Request —
Write the material out again exactly as it stands.

Records supplied —

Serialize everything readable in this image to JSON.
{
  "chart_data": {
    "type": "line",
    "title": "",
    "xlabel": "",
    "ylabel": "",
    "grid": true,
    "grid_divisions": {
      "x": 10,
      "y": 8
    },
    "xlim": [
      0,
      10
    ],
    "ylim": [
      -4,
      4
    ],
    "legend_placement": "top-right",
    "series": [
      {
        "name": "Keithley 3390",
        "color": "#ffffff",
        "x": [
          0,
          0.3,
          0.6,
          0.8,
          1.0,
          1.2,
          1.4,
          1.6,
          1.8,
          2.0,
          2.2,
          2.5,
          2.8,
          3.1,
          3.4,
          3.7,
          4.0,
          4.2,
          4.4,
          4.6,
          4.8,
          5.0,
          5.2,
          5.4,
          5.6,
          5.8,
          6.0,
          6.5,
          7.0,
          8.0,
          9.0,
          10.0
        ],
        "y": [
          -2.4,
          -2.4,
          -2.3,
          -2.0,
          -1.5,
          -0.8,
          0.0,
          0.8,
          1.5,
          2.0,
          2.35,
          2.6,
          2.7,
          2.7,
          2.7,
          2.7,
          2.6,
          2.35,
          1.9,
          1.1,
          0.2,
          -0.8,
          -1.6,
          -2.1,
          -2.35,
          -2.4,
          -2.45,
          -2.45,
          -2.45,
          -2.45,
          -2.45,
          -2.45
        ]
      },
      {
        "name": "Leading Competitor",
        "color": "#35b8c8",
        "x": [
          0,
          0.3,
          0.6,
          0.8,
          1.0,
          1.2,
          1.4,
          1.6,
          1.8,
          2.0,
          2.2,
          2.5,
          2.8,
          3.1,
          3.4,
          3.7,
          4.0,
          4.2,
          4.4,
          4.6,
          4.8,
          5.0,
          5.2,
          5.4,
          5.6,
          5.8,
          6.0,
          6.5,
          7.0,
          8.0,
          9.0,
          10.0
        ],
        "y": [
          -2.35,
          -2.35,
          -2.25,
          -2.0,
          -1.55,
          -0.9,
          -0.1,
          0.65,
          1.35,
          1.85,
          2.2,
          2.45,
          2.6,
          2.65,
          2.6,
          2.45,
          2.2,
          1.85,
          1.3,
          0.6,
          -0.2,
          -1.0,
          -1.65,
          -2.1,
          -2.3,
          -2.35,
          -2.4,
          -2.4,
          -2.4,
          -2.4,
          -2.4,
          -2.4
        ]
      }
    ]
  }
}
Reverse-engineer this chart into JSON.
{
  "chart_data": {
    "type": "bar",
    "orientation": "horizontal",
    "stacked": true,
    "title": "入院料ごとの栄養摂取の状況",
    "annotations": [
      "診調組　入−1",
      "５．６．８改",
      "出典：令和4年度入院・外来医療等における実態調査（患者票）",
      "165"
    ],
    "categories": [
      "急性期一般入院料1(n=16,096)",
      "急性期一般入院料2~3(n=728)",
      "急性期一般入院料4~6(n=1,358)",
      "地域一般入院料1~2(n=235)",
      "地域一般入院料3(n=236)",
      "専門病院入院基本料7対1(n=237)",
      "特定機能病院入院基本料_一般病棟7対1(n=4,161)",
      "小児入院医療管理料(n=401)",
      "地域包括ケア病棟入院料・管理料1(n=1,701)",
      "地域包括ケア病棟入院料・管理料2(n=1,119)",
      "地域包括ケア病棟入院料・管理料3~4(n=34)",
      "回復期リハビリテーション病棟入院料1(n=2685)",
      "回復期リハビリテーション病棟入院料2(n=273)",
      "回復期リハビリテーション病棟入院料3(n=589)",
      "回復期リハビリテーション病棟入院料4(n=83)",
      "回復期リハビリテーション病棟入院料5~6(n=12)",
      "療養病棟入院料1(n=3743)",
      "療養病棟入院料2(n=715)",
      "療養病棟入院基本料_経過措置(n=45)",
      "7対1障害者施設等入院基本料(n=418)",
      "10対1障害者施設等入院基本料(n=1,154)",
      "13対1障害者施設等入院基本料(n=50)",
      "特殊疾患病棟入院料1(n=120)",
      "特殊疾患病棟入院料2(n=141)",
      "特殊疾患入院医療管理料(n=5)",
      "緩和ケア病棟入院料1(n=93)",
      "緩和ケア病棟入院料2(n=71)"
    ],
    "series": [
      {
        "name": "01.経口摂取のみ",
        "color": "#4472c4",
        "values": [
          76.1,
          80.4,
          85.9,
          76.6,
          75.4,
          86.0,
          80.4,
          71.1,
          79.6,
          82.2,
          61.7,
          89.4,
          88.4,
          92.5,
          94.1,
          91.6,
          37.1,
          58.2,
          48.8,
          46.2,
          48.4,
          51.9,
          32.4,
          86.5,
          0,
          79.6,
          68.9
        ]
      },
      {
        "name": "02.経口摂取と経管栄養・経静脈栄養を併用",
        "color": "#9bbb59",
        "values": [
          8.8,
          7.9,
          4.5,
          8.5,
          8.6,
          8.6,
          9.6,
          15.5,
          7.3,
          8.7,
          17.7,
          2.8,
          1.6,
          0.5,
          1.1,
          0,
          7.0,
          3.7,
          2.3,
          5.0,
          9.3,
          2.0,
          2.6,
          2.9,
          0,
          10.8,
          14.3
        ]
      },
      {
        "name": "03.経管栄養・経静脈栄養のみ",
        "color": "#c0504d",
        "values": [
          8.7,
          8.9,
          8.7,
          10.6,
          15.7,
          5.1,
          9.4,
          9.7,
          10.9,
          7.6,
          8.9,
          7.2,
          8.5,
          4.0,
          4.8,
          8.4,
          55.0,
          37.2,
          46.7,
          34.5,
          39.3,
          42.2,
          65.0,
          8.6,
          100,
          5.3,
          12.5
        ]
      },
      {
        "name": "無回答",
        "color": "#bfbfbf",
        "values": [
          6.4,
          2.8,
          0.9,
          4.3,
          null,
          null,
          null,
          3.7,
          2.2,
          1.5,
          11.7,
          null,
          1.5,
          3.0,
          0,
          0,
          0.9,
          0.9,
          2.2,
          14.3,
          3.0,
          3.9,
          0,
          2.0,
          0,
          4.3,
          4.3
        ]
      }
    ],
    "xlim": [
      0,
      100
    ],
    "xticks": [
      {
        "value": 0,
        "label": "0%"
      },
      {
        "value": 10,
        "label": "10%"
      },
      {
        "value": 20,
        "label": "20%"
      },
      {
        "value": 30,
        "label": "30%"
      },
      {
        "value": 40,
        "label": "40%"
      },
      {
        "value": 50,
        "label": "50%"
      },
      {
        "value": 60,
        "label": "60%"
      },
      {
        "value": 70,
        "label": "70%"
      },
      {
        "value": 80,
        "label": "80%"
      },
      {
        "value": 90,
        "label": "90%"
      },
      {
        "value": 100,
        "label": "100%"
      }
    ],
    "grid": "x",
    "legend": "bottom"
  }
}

Reply —
Serialize everything readable in this image to JSON.
{
  "chart_data": {
    "type": "line",
    "title": "",
    "xlabel": "",
    "ylabel": "",
    "grid": true,
    "grid_divisions": {
      "x": 10,
      "y": 8
    },
    "xlim": [
      0,
      10
    ],
    "ylim": [
      -4,
      4
    ],
    "legend_placement": "top-right",
    "series": [
      {
        "name": "Keithley 3390",
        "color": "#ffffff",
        "x": [
          0,
          0.3,
          0.6,
          0.8,
          1.0,
          1.2,
          1.4,
          1.6,
          1.8,
          2.0,
          2.2,
          2.5,
          2.8,
          3.1,
          3.4,
          3.7,
          4.0,
          4.2,
          4.4,
          4.6,
          4.8,
          5.0,
          5.2,
          5.4,
          5.6,
          5.8,
          6.0,
          6.5,
          7.0,
          8.0,
          9.0,
          10.0
        ],
        "y": [
          -2.4,
          -2.4,
          -2.3,
          -2.0,
          -1.5,
          -0.8,
          0.0,
          0.8,
          1.5,
          2.0,
          2.35,
          2.6,
          2.7,
          2.7,
          2.7,
          2.7,
          2.6,
          2.35,
          1.9,
          1.1,
          0.2,
          -0.8,
          -1.6,
          -2.1,
          -2.35,
          -2.4,
          -2.45,
          -2.45,
          -2.45,
          -2.45,
          -2.45,
          -2.45
        ]
      },
      {
        "name": "Leading Competitor",
        "color": "#35b8c8",
        "x": [
          0,
          0.3,
          0.6,
          0.8,
          1.0,
          1.2,
          1.4,
          1.6,
          1.8,
          2.0,
          2.2,
          2.5,
          2.8,
          3.1,
          3.4,
          3.7,
          4.0,
          4.2,
          4.4,
          4.6,
          4.8,
          5.0,
          5.2,
          5.4,
          5.6,
          5.8,
          6.0,
          6.5,
          7.0,
          8.0,
          9.0,
          10.0
        ],
        "y": [
          -2.35,
          -2.35,
          -2.25,
          -2.0,
          -1.55,
          -0.9,
          -0.1,
          0.65,
          1.35,
          1.85,
          2.2,
          2.45,
          2.6,
          2.65,
          2.6,
          2.45,
          2.2,
          1.85,
          1.3,
          0.6,
          -0.2,
          -1.0,
          -1.65,
          -2.1,
          -2.3,
          -2.35,
          -2.4,
          -2.4,
          -2.4,
          -2.4,
          -2.4,
          -2.4
        ]
      }
    ]
  }
}
Reverse-engineer this chart into JSON.
{
  "chart_data": {
    "type": "bar",
    "orientation": "horizontal",
    "stacked": true,
    "title": "入院料ごとの栄養摂取の状況",
    "annotations": [
      "診調組　入−1",
      "５．６．８改",
      "出典：令和4年度入院・外来医療等における実態調査（患者票）",
      "165"
    ],
    "categories": [
      "急性期一般入院料1(n=16,096)",
      "急性期一般入院料2~3(n=728)",
      "急性期一般入院料4~6(n=1,358)",
      "地域一般入院料1~2(n=235)",
      "地域一般入院料3(n=236)",
      "専門病院入院基本料7対1(n=237)",
      "特定機能病院入院基本料_一般病棟7対1(n=4,161)",
      "小児入院医療管理料(n=401)",
      "地域包括ケア病棟入院料・管理料1(n=1,701)",
      "地域包括ケア病棟入院料・管理料2(n=1,119)",
      "地域包括ケア病棟入院料・管理料3~4(n=34)",
      "回復期リハビリテーション病棟入院料1(n=2685)",
      "回復期リハビリテーション病棟入院料2(n=273)",
      "回復期リハビリテーション病棟入院料3(n=589)",
      "回復期リハビリテーション病棟入院料4(n=83)",
      "回復期リハビリテーション病棟入院料5~6(n=12)",
      "療養病棟入院料1(n=3743)",
      "療養病棟入院料2(n=715)",
      "療養病棟入院基本料_経過措置(n=45)",
      "7対1障害者施設等入院基本料(n=418)",
      "10対1障害者施設等入院基本料(n=1,154)",
      "13対1障害者施設等入院基本料(n=50)",
      "特殊疾患病棟入院料1(n=120)",
      "特殊疾患病棟入院料2(n=141)",
      "特殊疾患入院医療管理料(n=5)",
      "緩和ケア病棟入院料1(n=93)",
      "緩和ケア病棟入院料2(n=71)"
    ],
    "series": [
      {
        "name": "01.経口摂取のみ",
        "color": "#4472c4",
        "values": [
          76.1,
          80.4,
          85.9,
          76.6,
          75.4,
          86.0,
          80.4,
          71.1,
          79.6,
          82.2,
          61.7,
          89.4,
          88.4,
          92.5,
          94.1,
          91.6,
          37.1,
          58.2,
          48.8,
          46.2,
          48.4,
          51.9,
          32.4,
          86.5,
          0,
          79.6,
          68.9
        ]
      },
      {
        "name": "02.経口摂取と経管栄養・経静脈栄養を併用",
        "color": "#9bbb59",
        "values": [
          8.8,
          7.9,
          4.5,
          8.5,
          8.6,
          8.6,
          9.6,
          15.5,
          7.3,
          8.7,
          17.7,
          2.8,
          1.6,
          0.5,
          1.1,
          0,
          7.0,
          3.7,
          2.3,
          5.0,
          9.3,
          2.0,
          2.6,
          2.9,
          0,
          10.8,
          14.3
        ]
      },
      {
        "name": "03.経管栄養・経静脈栄養のみ",
        "color": "#c0504d",
        "values": [
          8.7,
          8.9,
          8.7,
          10.6,
          15.7,
          5.1,
          9.4,
          9.7,
          10.9,
          7.6,
          8.9,
          7.2,
          8.5,
          4.0,
          4.8,
          8.4,
          55.0,
          37.2,
          46.7,
          34.5,
          39.3,
          42.2,
          65.0,
          8.6,
          100,
          5.3,
          12.5
        ]
      },
      {
        "name": "無回答",
        "color": "#bfbfbf",
        "values": [
          6.4,
          2.8,
          0.9,
          4.3,
          null,
          null,
          null,
          3.7,
          2.2,
          1.5,
          11.7,
          null,
          1.5,
          3.0,
          0,
          0,
          0.9,
          0.9,
          2.2,
          14.3,
          3.0,
          3.9,
          0,
          2.0,
          0,
          4.3,
          4.3
        ]
      }
    ],
    "xlim": [
      0,
      100
    ],
    "xticks": [
      {
        "value": 0,
        "label": "0%"
      },
      {
        "value": 10,
        "label": "10%"
      },
      {
        "value": 20,
        "label": "20%"
      },
      {
        "value": 30,
        "label": "30%"
      },
      {
        "value": 40,
        "label": "40%"
      },
      {
        "value": 50,
        "label": "50%"
      },
      {
        "value": 60,
        "label": "60%"
      },
      {
        "value": 70,
        "label": "70%"
      },
      {
        "value": 80,
        "label": "80%"
      },
      {
        "value": 90,
        "label": "90%"
      },
      {
        "value": 100,
        "label": "100%"
      }
    ],
    "grid": "x",
    "legend": "bottom"
  }
}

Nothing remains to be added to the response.